**AVAILABLE DATA:**
┏━━

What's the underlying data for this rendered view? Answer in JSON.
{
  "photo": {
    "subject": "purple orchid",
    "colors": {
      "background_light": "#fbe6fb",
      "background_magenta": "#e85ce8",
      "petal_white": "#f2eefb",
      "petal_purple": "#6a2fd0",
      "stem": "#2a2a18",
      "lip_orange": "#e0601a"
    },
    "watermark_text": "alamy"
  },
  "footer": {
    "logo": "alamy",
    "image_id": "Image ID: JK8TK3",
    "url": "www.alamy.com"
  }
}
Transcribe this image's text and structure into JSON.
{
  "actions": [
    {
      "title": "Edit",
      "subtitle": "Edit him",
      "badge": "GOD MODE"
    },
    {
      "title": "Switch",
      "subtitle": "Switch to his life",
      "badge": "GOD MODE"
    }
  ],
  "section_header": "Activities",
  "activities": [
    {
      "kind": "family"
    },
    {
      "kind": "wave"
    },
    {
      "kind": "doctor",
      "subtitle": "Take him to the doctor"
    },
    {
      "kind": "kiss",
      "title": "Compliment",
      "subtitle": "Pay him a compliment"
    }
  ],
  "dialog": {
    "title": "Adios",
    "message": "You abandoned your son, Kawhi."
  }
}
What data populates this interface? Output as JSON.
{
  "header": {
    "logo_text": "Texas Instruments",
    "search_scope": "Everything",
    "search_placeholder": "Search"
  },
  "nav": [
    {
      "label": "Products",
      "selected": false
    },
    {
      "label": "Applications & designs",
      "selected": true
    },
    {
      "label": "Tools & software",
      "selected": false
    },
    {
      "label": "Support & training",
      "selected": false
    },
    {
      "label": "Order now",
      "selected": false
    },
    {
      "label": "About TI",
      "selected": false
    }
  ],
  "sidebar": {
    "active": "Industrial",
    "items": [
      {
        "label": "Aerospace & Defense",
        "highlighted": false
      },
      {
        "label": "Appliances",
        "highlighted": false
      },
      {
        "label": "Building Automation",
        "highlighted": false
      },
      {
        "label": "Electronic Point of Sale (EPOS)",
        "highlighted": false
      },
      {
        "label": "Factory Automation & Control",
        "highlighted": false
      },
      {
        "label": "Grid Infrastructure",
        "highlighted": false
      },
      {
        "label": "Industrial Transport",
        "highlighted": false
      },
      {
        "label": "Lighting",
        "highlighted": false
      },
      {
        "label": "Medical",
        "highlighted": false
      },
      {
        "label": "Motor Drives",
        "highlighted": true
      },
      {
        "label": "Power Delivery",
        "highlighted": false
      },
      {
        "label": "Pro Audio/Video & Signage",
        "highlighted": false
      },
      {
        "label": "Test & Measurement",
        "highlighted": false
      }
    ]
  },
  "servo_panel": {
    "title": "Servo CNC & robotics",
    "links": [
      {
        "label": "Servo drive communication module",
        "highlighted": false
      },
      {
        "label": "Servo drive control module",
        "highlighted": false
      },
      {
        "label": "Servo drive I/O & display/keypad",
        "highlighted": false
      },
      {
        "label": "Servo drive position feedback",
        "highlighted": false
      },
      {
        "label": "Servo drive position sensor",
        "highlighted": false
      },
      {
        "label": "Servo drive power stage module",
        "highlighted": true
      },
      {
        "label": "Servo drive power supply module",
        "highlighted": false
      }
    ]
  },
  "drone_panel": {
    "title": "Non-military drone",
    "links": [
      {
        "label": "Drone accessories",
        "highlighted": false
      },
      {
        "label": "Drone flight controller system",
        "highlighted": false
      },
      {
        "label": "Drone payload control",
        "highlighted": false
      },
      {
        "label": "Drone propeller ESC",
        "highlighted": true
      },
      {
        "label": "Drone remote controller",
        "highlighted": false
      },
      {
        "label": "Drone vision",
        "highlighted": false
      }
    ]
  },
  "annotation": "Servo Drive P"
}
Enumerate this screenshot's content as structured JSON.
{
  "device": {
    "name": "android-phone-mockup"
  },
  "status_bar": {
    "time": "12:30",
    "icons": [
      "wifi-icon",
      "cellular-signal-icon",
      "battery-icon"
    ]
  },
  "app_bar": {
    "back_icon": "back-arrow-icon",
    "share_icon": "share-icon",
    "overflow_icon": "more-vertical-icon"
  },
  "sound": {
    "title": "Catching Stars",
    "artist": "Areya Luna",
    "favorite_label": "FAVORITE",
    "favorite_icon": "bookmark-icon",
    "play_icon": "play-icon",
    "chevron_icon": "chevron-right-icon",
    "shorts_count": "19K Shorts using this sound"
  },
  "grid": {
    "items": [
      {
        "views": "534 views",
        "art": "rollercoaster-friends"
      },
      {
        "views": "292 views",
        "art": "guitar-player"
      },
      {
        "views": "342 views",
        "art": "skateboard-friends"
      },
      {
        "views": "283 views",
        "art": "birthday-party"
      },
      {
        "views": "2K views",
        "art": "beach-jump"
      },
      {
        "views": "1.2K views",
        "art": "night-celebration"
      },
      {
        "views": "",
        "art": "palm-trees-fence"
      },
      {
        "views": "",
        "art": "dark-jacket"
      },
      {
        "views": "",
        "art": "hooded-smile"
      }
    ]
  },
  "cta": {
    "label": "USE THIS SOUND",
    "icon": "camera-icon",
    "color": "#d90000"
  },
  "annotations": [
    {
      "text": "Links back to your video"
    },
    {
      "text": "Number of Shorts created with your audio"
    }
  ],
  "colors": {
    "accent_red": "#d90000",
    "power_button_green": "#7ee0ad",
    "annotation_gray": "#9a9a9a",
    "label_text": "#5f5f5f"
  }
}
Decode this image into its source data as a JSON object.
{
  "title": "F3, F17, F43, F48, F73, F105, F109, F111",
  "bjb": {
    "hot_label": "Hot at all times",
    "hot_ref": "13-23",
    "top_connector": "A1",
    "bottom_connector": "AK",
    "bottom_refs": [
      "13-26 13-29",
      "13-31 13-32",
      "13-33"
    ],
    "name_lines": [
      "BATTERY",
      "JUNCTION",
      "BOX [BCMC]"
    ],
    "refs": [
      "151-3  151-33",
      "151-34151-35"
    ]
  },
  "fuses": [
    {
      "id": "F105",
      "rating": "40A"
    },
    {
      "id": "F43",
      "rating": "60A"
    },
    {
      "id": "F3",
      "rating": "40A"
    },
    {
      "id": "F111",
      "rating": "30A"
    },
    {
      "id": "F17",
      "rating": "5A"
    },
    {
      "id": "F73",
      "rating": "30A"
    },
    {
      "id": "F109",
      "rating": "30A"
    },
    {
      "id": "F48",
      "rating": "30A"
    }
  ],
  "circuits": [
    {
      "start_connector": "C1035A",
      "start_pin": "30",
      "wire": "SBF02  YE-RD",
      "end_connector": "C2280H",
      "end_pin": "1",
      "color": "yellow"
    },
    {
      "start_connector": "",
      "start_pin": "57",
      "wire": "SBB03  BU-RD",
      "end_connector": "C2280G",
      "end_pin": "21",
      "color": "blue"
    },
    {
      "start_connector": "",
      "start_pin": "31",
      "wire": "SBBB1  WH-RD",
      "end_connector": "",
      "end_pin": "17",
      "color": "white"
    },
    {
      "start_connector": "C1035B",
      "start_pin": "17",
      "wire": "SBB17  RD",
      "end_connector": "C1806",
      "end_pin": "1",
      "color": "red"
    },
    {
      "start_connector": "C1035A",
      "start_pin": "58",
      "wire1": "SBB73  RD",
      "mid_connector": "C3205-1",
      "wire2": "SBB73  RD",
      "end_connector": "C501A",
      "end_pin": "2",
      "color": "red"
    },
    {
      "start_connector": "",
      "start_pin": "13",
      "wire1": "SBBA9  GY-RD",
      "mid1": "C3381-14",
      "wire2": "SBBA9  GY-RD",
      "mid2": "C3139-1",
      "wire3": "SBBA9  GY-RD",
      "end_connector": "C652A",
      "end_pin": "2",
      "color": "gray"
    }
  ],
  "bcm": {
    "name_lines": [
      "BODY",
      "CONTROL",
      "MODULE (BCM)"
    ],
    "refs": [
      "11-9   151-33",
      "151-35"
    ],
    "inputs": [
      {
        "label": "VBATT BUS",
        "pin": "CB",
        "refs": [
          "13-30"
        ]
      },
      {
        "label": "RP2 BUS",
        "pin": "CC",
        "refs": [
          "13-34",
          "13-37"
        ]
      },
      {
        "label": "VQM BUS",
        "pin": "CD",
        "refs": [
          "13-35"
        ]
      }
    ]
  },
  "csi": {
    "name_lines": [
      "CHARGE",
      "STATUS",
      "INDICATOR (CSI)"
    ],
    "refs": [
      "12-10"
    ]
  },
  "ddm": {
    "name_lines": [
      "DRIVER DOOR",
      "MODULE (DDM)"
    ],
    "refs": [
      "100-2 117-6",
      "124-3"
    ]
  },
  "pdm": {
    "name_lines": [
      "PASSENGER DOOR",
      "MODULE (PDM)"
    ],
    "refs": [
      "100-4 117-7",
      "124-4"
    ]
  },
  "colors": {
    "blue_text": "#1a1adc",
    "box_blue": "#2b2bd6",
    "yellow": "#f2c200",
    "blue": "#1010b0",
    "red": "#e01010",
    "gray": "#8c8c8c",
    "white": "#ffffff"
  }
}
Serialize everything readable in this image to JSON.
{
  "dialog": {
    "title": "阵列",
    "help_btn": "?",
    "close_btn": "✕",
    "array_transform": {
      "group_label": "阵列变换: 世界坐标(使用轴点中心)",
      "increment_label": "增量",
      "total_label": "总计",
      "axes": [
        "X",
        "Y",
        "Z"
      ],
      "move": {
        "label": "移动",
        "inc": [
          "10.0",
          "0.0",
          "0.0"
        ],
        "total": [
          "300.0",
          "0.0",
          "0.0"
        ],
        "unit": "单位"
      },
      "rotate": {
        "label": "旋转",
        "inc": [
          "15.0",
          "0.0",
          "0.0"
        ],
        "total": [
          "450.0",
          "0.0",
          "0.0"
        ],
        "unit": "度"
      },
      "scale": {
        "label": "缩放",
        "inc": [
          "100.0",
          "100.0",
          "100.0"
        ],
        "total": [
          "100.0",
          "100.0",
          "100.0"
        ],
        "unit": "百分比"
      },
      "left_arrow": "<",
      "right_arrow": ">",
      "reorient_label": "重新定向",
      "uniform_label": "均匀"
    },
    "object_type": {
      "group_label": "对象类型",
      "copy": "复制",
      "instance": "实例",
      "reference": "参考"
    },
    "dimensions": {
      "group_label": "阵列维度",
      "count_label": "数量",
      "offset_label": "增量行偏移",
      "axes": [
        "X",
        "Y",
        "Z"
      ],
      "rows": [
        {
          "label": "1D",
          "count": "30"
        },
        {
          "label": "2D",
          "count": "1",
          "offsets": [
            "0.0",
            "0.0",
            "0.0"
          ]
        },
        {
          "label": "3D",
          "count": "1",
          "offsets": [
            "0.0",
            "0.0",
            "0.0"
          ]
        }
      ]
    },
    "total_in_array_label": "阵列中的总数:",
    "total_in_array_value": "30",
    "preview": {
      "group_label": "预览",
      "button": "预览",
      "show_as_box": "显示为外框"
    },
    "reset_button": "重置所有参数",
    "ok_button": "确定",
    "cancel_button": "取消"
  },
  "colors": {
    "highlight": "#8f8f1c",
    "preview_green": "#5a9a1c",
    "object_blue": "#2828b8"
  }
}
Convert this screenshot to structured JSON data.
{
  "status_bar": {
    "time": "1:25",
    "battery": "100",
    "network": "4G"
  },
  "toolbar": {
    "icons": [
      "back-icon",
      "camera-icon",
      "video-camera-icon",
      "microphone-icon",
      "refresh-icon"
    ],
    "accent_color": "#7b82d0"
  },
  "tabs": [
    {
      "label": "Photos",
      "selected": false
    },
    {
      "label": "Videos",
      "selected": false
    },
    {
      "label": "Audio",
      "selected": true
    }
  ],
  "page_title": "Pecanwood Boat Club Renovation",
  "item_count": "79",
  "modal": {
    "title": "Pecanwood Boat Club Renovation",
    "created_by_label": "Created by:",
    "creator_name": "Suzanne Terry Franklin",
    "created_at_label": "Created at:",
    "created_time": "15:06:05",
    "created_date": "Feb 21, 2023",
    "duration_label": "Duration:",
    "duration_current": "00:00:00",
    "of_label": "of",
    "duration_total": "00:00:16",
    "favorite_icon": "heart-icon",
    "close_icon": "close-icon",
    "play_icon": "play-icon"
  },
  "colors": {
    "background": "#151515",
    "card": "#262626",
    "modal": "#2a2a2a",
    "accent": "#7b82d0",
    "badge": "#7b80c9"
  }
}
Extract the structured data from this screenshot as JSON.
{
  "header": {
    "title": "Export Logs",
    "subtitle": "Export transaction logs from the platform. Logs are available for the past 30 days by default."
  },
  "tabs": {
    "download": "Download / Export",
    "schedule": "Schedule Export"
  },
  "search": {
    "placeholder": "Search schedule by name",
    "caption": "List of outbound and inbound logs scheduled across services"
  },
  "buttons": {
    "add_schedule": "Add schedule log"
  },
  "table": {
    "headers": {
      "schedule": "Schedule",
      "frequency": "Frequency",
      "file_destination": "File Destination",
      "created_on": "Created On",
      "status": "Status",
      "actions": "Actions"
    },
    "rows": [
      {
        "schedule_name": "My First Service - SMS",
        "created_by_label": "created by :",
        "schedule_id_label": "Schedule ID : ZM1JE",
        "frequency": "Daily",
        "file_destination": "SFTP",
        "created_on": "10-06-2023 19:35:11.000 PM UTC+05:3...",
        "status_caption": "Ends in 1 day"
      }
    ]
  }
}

┗━━

**SET TASK:**
Report each line in the preceding entries that holds the string "Renovation".

**PROBLEM SOLUTION:**
  "page_title": "Pecanwood Boat Club Renovation",
    "title": "Pecanwood Boat Club Renovation",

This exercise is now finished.